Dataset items
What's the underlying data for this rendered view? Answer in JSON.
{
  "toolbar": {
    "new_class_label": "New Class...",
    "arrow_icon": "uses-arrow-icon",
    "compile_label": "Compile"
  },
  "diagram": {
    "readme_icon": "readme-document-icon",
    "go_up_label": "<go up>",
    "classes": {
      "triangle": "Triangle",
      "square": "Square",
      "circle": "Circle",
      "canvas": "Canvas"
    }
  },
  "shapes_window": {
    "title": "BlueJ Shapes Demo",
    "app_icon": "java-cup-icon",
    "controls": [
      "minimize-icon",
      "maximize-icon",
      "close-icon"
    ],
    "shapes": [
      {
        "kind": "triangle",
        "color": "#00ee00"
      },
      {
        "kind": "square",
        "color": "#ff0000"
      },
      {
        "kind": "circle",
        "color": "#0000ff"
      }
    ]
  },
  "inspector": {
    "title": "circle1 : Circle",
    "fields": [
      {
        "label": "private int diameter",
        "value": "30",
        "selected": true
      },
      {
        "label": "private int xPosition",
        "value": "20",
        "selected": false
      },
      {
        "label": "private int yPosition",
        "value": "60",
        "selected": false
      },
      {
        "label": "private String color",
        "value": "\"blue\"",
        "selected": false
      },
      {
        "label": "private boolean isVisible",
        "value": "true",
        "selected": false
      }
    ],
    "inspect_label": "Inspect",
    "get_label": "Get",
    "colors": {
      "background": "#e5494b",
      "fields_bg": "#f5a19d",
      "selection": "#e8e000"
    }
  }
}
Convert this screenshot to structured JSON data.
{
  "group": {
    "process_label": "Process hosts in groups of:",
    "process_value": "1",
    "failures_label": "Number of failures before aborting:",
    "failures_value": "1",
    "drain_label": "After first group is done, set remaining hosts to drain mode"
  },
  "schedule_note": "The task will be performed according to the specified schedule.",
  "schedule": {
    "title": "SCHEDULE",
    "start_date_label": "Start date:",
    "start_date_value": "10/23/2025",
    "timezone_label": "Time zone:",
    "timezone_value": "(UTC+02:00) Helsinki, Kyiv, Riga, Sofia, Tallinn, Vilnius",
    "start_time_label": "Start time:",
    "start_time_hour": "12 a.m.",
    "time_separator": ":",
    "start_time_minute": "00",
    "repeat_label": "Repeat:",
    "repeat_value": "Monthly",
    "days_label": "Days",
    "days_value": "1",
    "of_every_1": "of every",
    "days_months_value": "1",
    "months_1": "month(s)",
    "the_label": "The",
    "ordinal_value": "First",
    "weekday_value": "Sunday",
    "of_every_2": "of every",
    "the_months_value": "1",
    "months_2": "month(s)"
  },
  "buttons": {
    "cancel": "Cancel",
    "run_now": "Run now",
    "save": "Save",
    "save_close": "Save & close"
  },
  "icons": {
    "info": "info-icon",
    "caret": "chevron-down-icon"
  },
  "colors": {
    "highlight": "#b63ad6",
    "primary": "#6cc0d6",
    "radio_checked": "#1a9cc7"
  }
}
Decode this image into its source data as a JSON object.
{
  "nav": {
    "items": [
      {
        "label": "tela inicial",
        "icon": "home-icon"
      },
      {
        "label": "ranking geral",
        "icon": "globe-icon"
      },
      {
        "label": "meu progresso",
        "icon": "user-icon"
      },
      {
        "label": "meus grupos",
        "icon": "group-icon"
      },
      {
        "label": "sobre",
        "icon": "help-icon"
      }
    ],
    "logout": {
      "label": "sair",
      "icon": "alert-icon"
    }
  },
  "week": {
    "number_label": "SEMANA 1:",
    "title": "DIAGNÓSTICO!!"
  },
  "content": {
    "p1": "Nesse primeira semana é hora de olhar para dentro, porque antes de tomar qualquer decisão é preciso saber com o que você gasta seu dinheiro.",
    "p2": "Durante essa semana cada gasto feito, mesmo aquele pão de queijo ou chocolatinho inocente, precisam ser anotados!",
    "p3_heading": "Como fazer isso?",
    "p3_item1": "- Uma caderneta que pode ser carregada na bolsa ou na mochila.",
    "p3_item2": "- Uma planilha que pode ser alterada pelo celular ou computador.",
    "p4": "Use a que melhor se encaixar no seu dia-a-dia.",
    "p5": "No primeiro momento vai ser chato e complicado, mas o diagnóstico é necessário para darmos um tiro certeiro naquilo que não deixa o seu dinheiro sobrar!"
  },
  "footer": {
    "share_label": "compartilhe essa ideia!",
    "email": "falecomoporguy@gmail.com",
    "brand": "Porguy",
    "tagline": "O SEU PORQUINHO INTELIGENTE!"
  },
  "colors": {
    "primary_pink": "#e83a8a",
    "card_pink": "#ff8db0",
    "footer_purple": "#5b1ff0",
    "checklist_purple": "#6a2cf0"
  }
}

Task requirements: Each record above must be given again exactly.

Output:
What's the underlying data for this rendered view? Answer in JSON.
{
  "toolbar": {
    "new_class_label": "New Class...",
    "arrow_icon": "uses-arrow-icon",
    "compile_label": "Compile"
  },
  "diagram": {
    "readme_icon": "readme-document-icon",
    "go_up_label": "<go up>",
    "classes": {
      "triangle": "Triangle",
      "square": "Square",
      "circle": "Circle",
      "canvas": "Canvas"
    }
  },
  "shapes_window": {
    "title": "BlueJ Shapes Demo",
    "app_icon": "java-cup-icon",
    "controls": [
      "minimize-icon",
      "maximize-icon",
      "close-icon"
    ],
    "shapes": [
      {
        "kind": "triangle",
        "color": "#00ee00"
      },
      {
        "kind": "square",
        "color": "#ff0000"
      },
      {
        "kind": "circle",
        "color": "#0000ff"
      }
    ]
  },
  "inspector": {
    "title": "circle1 : Circle",
    "fields": [
      {
        "label": "private int diameter",
        "value": "30",
        "selected": true
      },
      {
        "label": "private int xPosition",
        "value": "20",
        "selected": false
      },
      {
        "label": "private int yPosition",
        "value": "60",
        "selected": false
      },
      {
        "label": "private String color",
        "value": "\"blue\"",
        "selected": false
      },
      {
        "label": "private boolean isVisible",
        "value": "true",
        "selected": false
      }
    ],
    "inspect_label": "Inspect",
    "get_label": "Get",
    "colors": {
      "background": "#e5494b",
      "fields_bg": "#f5a19d",
      "selection": "#e8e000"
    }
  }
}
Convert this screenshot to structured JSON data.
{
  "group": {
    "process_label": "Process hosts in groups of:",
    "process_value": "1",
    "failures_label": "Number of failures before aborting:",
    "failures_value": "1",
    "drain_label": "After first group is done, set remaining hosts to drain mode"
  },
  "schedule_note": "The task will be performed according to the specified schedule.",
  "schedule": {
    "title": "SCHEDULE",
    "start_date_label": "Start date:",
    "start_date_value": "10/23/2025",
    "timezone_label": "Time zone:",
    "timezone_value": "(UTC+02:00) Helsinki, Kyiv, Riga, Sofia, Tallinn, Vilnius",
    "start_time_label": "Start time:",
    "start_time_hour": "12 a.m.",
    "time_separator": ":",
    "start_time_minute": "00",
    "repeat_label": "Repeat:",
    "repeat_value": "Monthly",
    "days_label": "Days",
    "days_value": "1",
    "of_every_1": "of every",
    "days_months_value": "1",
    "months_1": "month(s)",
    "the_label": "The",
    "ordinal_value": "First",
    "weekday_value": "Sunday",
    "of_every_2": "of every",
    "the_months_value": "1",
    "months_2": "month(s)"
  },
  "buttons": {
    "cancel": "Cancel",
    "run_now": "Run now",
    "save": "Save",
    "save_close": "Save & close"
  },
  "icons": {
    "info": "info-icon",
    "caret": "chevron-down-icon"
  },
  "colors": {
    "highlight": "#b63ad6",
    "primary": "#6cc0d6",
    "radio_checked": "#1a9cc7"
  }
}
Decode this image into its source data as a JSON object.
{
  "nav": {
    "items": [
      {
        "label": "tela inicial",
        "icon": "home-icon"
      },
      {
        "label": "ranking geral",
        "icon": "globe-icon"
      },
      {
        "label": "meu progresso",
        "icon": "user-icon"
      },
      {
        "label": "meus grupos",
        "icon": "group-icon"
      },
      {
        "label": "sobre",
        "icon": "help-icon"
      }
    ],
    "logout": {
      "label": "sair",
      "icon": "alert-icon"
    }
  },
  "week": {
    "number_label": "SEMANA 1:",
    "title": "DIAGNÓSTICO!!"
  },
  "content": {
    "p1": "Nesse primeira semana é hora de olhar para dentro, porque antes de tomar qualquer decisão é preciso saber com o que você gasta seu dinheiro.",
    "p2": "Durante essa semana cada gasto feito, mesmo aquele pão de queijo ou chocolatinho inocente, precisam ser anotados!",
    "p3_heading": "Como fazer isso?",
    "p3_item1": "- Uma caderneta que pode ser carregada na bolsa ou na mochila.",
    "p3_item2": "- Uma planilha que pode ser alterada pelo celular ou computador.",
    "p4": "Use a que melhor se encaixar no seu dia-a-dia.",
    "p5": "No primeiro momento vai ser chato e complicado, mas o diagnóstico é necessário para darmos um tiro certeiro naquilo que não deixa o seu dinheiro sobrar!"
  },
  "footer": {
    "share_label": "compartilhe essa ideia!",
    "email": "falecomoporguy@gmail.com",
    "brand": "Porguy",
    "tagline": "O SEU PORQUINHO INTELIGENTE!"
  },
  "colors": {
    "primary_pink": "#e83a8a",
    "card_pink": "#ff8db0",
    "footer_purple": "#5b1ff0",
    "checklist_purple": "#6a2cf0"
  }
}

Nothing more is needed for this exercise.